▶ [Records provided]:
▽
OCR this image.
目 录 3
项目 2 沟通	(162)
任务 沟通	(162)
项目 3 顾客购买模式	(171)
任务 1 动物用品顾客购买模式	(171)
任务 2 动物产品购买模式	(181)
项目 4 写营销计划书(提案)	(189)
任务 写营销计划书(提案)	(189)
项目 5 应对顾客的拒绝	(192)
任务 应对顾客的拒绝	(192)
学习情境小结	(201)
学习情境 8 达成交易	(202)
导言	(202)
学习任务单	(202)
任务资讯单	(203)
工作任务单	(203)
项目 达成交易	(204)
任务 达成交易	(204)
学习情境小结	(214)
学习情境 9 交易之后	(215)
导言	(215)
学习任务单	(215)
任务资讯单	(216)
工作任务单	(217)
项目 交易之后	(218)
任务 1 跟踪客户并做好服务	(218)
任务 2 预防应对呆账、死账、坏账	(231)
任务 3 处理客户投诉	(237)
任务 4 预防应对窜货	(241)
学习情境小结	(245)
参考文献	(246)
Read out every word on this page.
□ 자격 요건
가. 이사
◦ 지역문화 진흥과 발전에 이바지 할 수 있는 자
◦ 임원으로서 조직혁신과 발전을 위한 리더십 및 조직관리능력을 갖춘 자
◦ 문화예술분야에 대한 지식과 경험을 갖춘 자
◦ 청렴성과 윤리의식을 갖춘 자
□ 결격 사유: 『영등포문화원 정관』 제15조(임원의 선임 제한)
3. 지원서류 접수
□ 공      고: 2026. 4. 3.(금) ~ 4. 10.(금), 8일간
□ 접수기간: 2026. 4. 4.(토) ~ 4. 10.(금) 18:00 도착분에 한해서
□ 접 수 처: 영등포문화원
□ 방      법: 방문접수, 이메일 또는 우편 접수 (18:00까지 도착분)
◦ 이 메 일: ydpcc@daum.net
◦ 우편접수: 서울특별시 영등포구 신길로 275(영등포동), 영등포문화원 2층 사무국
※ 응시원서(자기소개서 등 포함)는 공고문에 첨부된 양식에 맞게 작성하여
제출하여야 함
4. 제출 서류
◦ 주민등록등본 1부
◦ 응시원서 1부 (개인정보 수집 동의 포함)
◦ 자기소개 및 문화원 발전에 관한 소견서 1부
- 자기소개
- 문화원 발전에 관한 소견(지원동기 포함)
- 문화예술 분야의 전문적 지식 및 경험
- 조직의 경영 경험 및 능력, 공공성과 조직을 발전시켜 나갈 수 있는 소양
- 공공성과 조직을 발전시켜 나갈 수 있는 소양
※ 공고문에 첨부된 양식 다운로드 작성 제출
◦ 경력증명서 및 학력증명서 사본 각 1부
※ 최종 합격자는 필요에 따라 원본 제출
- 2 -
△
▶ [Written instruction]: Repeat every line of the data, exactly and in full.

▶ [Task response]:
OCR this image.
目 录 3
项目 2 沟通	(162)
任务 沟通	(162)
项目 3 顾客购买模式	(171)
任务 1 动物用品顾客购买模式	(171)
任务 2 动物产品购买模式	(181)
项目 4 写营销计划书(提案)	(189)
任务 写营销计划书(提案)	(189)
项目 5 应对顾客的拒绝	(192)
任务 应对顾客的拒绝	(192)
学习情境小结	(201)
学习情境 8 达成交易	(202)
导言	(202)
学习任务单	(202)
任务资讯单	(203)
工作任务单	(203)
项目 达成交易	(204)
任务 达成交易	(204)
学习情境小结	(214)
学习情境 9 交易之后	(215)
导言	(215)
学习任务单	(215)
任务资讯单	(216)
工作任务单	(217)
项目 交易之后	(218)
任务 1 跟踪客户并做好服务	(218)
任务 2 预防应对呆账、死账、坏账	(231)
任务 3 处理客户投诉	(237)
任务 4 预防应对窜货	(241)
学习情境小结	(245)
参考文献	(246)
Read out every word on this page.
□ 자격 요건
가. 이사
◦ 지역문화 진흥과 발전에 이바지 할 수 있는 자
◦ 임원으로서 조직혁신과 발전을 위한 리더십 및 조직관리능력을 갖춘 자
◦ 문화예술분야에 대한 지식과 경험을 갖춘 자
◦ 청렴성과 윤리의식을 갖춘 자
□ 결격 사유: 『영등포문화원 정관』 제15조(임원의 선임 제한)
3. 지원서류 접수
□ 공      고: 2026. 4. 3.(금) ~ 4. 10.(금), 8일간
□ 접수기간: 2026. 4. 4.(토) ~ 4. 10.(금) 18:00 도착분에 한해서
□ 접 수 처: 영등포문화원
□ 방      법: 방문접수, 이메일 또는 우편 접수 (18:00까지 도착분)
◦ 이 메 일: ydpcc@daum.net
◦ 우편접수: 서울특별시 영등포구 신길로 275(영등포동), 영등포문화원 2층 사무국
※ 응시원서(자기소개서 등 포함)는 공고문에 첨부된 양식에 맞게 작성하여
제출하여야 함
4. 제출 서류
◦ 주민등록등본 1부
◦ 응시원서 1부 (개인정보 수집 동의 포함)
◦ 자기소개 및 문화원 발전에 관한 소견서 1부
- 자기소개
- 문화원 발전에 관한 소견(지원동기 포함)
- 문화예술 분야의 전문적 지식 및 경험
- 조직의 경영 경험 및 능력, 공공성과 조직을 발전시켜 나갈 수 있는 소양
- 공공성과 조직을 발전시켜 나갈 수 있는 소양
※ 공고문에 첨부된 양식 다운로드 작성 제출
◦ 경력증명서 및 학력증명서 사본 각 1부
※ 최종 합격자는 필요에 따라 원본 제출
- 2 -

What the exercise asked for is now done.